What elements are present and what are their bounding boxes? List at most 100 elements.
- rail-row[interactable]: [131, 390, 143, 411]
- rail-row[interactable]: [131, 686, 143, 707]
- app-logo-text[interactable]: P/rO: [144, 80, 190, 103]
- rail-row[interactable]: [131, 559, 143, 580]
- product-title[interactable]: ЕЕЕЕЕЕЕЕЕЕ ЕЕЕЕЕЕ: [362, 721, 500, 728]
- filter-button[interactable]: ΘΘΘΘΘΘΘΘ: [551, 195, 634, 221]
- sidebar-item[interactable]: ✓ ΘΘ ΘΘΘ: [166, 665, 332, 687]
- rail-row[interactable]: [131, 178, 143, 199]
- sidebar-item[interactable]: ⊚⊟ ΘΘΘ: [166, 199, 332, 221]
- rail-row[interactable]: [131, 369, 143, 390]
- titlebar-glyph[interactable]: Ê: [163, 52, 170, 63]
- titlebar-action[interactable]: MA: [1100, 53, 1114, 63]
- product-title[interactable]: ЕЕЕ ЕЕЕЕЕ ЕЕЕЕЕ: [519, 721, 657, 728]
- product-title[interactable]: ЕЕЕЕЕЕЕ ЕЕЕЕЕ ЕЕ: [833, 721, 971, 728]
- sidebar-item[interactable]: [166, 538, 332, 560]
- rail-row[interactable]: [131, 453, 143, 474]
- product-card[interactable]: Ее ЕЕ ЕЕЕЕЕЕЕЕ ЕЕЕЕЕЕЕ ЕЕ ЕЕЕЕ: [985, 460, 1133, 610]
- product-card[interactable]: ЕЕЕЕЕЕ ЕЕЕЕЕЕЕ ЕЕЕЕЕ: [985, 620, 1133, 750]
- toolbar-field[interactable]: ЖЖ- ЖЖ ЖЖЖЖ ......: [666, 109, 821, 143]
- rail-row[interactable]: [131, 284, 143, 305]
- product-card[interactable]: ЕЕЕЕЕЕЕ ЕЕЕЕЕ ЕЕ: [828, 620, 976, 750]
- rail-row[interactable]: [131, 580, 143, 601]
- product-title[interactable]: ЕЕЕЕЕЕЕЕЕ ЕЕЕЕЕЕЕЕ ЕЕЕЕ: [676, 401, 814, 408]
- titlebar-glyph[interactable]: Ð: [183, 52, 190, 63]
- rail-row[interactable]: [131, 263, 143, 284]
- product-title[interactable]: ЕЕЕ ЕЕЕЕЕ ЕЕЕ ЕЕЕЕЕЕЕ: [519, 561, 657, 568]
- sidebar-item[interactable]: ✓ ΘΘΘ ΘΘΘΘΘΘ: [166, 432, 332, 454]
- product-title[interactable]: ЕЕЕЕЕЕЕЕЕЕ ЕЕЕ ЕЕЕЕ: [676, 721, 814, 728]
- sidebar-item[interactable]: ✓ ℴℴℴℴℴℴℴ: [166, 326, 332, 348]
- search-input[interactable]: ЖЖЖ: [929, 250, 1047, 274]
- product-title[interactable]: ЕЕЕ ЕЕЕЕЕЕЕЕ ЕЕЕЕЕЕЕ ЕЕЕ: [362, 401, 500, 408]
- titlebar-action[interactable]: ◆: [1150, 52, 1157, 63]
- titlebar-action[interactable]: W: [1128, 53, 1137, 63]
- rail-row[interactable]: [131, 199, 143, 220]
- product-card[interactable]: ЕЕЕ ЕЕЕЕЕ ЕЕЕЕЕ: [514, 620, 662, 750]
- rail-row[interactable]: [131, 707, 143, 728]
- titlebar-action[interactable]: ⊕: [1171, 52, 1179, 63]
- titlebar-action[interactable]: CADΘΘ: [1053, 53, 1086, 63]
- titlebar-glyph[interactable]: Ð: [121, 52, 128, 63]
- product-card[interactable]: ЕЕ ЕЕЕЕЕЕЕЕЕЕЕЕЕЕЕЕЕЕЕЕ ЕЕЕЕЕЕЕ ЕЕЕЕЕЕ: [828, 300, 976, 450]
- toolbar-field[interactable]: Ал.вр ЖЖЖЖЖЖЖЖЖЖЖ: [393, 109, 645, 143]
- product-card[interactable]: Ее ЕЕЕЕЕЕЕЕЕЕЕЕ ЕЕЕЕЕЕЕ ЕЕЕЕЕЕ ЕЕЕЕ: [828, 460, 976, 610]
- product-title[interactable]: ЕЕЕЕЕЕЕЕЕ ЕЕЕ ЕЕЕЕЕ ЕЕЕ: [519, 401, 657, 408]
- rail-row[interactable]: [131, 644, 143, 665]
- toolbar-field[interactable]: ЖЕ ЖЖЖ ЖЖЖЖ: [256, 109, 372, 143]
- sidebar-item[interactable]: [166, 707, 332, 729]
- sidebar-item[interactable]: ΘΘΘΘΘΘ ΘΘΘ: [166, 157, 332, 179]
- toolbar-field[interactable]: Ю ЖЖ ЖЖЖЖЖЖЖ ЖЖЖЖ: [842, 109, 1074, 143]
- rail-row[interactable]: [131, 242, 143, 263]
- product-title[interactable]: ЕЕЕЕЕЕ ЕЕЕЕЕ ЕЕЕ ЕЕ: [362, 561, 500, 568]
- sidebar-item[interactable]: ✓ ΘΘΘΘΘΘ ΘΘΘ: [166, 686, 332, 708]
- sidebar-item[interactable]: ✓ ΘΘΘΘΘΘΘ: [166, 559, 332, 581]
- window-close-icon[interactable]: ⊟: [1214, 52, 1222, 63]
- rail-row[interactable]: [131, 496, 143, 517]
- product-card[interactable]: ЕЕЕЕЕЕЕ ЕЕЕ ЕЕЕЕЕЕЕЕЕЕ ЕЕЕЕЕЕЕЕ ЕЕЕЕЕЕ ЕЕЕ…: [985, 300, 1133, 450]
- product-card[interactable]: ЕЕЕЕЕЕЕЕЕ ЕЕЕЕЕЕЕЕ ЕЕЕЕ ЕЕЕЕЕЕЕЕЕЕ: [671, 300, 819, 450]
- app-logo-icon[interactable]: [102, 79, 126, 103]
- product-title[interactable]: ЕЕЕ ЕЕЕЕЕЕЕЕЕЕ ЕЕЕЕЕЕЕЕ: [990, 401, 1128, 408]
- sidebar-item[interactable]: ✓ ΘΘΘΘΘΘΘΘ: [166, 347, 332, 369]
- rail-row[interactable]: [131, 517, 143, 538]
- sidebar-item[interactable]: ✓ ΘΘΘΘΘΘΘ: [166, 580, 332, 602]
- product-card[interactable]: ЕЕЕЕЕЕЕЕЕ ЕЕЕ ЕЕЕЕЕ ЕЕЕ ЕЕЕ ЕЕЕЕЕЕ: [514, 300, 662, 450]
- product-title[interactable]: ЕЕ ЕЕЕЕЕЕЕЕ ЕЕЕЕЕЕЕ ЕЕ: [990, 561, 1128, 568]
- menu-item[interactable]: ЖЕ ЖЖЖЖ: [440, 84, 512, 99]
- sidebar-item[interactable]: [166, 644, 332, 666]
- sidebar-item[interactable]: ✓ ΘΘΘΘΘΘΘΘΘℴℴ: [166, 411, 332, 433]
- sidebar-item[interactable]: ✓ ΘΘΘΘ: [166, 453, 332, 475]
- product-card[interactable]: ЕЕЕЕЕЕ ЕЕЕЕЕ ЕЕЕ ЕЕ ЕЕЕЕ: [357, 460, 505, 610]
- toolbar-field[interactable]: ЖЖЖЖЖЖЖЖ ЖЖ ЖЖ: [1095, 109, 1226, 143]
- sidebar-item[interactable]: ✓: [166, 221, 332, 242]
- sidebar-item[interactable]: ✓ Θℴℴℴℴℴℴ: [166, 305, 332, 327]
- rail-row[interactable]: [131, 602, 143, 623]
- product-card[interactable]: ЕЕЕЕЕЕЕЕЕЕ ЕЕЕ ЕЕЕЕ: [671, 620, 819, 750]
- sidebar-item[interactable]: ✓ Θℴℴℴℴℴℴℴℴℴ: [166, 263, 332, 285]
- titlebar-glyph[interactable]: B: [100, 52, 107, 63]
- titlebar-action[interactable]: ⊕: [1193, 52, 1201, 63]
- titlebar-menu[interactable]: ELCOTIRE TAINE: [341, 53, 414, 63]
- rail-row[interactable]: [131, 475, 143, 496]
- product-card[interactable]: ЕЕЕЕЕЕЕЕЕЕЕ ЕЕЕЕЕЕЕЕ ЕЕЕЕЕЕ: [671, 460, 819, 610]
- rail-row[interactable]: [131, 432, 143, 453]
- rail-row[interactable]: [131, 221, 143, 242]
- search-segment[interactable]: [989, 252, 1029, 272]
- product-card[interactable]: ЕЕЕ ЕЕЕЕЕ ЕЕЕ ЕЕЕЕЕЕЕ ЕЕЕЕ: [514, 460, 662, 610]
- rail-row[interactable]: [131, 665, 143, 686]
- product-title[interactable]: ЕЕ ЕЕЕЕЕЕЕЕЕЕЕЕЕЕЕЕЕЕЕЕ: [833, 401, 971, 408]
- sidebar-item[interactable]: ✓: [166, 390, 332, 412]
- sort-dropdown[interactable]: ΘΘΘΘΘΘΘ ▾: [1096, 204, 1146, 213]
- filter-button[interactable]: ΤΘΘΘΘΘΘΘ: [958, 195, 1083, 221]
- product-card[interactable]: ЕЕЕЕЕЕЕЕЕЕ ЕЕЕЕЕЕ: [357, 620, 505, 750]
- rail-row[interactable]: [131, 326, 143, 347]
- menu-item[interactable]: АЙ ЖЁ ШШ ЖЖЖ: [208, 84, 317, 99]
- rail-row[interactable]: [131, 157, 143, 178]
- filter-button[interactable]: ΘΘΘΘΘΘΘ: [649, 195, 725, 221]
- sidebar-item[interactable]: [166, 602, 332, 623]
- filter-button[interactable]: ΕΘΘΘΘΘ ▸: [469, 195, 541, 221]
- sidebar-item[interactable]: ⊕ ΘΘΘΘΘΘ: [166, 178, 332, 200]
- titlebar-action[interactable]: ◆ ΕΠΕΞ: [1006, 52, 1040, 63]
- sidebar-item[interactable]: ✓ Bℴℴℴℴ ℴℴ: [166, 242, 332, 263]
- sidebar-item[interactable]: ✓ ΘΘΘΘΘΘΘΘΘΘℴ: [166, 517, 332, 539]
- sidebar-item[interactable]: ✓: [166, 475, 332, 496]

GIVEN EXERCISE:
Return the listing word for word, from its first line up to and including the line that contains "- rail-row[interactable]: [131, 178, 143, 199]".

PROBLEM SOLUTION:
What elements are present and what are their bounding boxes? List at most 100 elements.
- rail-row[interactable]: [131, 390, 143, 411]
- rail-row[interactable]: [131, 686, 143, 707]
- app-logo-text[interactable]: P/rO: [144, 80, 190, 103]
- rail-row[interactable]: [131, 559, 143, 580]
- product-title[interactable]: ЕЕЕЕЕЕЕЕЕЕ ЕЕЕЕЕЕ: [362, 721, 500, 728]
- filter-button[interactable]: ΘΘΘΘΘΘΘΘ: [551, 195, 634, 221]
- sidebar-item[interactable]: ✓ ΘΘ ΘΘΘ: [166, 665, 332, 687]
- rail-row[interactable]: [131, 178, 143, 199]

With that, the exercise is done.